PROBLEM TO WORK ON.
Compile every line that includes the word "information".

— Start GIVEN ENTRIES —

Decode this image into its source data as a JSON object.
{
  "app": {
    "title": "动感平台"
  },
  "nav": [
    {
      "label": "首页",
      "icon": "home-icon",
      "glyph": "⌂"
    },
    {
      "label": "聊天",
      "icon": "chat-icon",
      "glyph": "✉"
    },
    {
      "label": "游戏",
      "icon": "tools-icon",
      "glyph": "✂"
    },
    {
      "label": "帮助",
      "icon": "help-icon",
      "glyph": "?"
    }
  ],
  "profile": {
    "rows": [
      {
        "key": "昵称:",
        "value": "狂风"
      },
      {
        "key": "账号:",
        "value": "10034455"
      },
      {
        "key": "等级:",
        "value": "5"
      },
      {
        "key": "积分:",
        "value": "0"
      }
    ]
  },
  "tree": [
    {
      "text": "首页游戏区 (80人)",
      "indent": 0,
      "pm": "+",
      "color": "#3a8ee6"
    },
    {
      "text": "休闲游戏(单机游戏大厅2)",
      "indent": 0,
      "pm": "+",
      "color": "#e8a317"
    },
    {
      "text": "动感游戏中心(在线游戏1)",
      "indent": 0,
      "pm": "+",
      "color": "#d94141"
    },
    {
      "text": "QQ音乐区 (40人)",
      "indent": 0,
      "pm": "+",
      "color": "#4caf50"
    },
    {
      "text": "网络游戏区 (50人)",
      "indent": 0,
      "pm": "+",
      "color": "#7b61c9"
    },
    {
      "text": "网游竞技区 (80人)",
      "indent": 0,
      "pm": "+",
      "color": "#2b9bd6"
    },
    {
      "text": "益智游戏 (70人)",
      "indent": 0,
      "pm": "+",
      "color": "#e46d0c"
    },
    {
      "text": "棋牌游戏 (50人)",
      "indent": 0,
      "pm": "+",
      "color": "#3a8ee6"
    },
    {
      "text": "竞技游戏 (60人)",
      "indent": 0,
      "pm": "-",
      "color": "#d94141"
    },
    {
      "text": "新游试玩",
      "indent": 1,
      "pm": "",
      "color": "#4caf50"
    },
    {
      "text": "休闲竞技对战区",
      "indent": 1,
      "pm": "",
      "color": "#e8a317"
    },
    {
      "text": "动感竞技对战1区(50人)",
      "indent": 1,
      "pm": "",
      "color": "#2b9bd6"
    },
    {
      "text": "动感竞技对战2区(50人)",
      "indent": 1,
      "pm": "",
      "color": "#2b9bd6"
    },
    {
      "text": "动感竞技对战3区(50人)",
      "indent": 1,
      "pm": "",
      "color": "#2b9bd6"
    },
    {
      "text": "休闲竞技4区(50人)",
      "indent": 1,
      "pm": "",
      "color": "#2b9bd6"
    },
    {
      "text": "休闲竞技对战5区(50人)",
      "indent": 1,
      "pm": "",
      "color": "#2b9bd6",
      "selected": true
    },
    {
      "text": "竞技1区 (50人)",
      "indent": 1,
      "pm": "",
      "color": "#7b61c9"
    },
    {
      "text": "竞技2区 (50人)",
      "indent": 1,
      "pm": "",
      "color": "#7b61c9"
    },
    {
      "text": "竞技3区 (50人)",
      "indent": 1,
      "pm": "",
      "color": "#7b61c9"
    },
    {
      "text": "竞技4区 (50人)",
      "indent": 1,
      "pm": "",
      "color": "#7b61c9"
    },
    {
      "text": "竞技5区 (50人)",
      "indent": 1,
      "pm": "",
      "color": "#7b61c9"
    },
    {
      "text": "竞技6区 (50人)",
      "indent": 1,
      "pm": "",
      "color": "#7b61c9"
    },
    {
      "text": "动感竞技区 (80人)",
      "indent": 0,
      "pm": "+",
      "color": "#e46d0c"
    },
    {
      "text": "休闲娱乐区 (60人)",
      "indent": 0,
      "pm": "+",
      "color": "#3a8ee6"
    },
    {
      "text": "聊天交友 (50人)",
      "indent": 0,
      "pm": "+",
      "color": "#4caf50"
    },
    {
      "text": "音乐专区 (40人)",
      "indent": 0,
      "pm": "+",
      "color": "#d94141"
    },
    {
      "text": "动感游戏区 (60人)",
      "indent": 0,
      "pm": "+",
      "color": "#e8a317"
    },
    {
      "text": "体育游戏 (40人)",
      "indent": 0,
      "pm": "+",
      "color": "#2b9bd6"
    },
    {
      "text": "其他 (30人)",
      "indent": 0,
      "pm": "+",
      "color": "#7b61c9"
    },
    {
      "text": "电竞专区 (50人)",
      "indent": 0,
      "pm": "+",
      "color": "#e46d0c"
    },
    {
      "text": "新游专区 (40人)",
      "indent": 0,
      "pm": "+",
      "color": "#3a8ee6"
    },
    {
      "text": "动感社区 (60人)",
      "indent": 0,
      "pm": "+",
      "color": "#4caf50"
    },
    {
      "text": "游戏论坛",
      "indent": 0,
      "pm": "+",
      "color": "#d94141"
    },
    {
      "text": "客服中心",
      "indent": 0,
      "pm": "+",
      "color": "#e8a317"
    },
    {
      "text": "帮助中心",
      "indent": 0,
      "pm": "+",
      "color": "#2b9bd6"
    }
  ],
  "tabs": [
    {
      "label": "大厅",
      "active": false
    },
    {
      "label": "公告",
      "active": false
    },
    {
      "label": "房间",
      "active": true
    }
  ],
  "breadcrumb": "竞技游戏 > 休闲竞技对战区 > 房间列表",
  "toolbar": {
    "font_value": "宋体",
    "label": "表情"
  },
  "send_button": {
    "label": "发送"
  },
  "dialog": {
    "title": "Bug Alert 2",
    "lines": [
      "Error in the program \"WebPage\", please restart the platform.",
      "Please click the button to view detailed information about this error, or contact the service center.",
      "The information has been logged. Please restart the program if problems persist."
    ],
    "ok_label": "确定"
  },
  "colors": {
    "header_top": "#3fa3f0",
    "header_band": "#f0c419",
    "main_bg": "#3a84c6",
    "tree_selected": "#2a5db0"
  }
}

— End GIVEN ENTRIES —

RESULT FOR THIS TASK.
      "Please click the button to view detailed information about this error, or contact the service center.",
      "The information has been logged. Please restart the program if problems persist."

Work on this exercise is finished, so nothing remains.